(Exercise directions): Word for word, print each line of the listing below; pictures stay out.
BEGIN Recorded data
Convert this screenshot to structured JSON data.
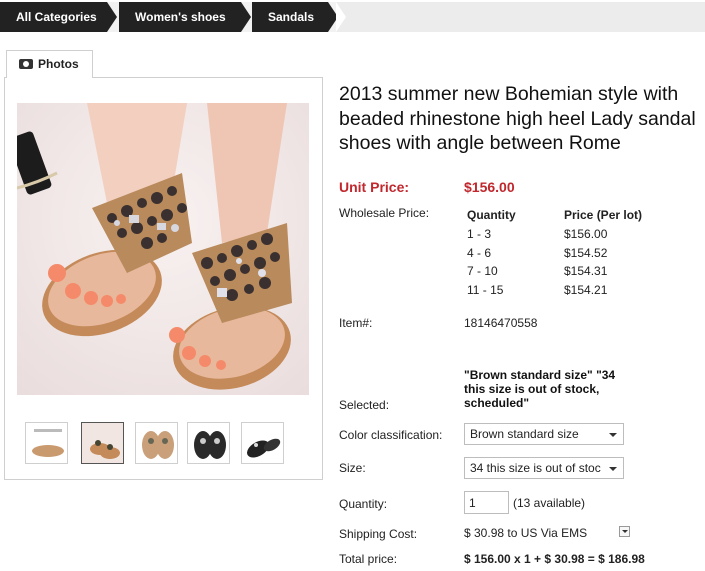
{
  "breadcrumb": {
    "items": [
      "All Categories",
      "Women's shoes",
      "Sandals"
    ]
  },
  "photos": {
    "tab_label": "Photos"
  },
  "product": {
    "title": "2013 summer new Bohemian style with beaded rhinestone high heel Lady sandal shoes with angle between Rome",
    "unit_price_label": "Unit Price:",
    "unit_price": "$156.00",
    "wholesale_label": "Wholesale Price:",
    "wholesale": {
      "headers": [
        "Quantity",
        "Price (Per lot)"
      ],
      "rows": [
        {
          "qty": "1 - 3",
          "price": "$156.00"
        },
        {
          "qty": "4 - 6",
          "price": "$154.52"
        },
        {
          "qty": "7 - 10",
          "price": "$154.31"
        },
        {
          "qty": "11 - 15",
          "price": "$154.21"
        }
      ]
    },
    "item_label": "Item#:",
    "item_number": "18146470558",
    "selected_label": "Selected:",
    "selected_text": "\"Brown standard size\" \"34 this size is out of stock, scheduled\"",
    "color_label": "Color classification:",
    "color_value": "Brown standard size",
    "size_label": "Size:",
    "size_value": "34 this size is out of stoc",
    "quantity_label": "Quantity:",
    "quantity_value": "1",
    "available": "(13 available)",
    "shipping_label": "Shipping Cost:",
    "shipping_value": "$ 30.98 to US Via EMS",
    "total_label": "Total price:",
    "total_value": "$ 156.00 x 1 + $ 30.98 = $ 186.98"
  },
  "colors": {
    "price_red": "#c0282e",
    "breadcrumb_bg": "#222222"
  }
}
END Recorded data
(Written solution):
Convert this screenshot to structured JSON data.
{
  "breadcrumb": {
    "items": [
      "All Categories",
      "Women's shoes",
      "Sandals"
    ]
  },
  "photos": {
    "tab_label": "Photos"
  },
  "product": {
    "title": "2013 summer new Bohemian style with beaded rhinestone high heel Lady sandal shoes with angle between Rome",
    "unit_price_label": "Unit Price:",
    "unit_price": "$156.00",
    "wholesale_label": "Wholesale Price:",
    "wholesale": {
      "headers": [
        "Quantity",
        "Price (Per lot)"
      ],
      "rows": [
        {
          "qty": "1 - 3",
          "price": "$156.00"
        },
        {
          "qty": "4 - 6",
          "price": "$154.52"
        },
        {
          "qty": "7 - 10",
          "price": "$154.31"
        },
        {
          "qty": "11 - 15",
          "price": "$154.21"
        }
      ]
    },
    "item_label": "Item#:",
    "item_number": "18146470558",
    "selected_label": "Selected:",
    "selected_text": "\"Brown standard size\" \"34 this size is out of stock, scheduled\"",
    "color_label": "Color classification:",
    "color_value": "Brown standard size",
    "size_label": "Size:",
    "size_value": "34 this size is out of stoc",
    "quantity_label": "Quantity:",
    "quantity_value": "1",
    "available": "(13 available)",
    "shipping_label": "Shipping Cost:",
    "shipping_value": "$ 30.98 to US Via EMS",
    "total_label": "Total price:",
    "total_value": "$ 156.00 x 1 + $ 30.98 = $ 186.98"
  },
  "colors": {
    "price_red": "#c0282e",
    "breadcrumb_bg": "#222222"
  }
}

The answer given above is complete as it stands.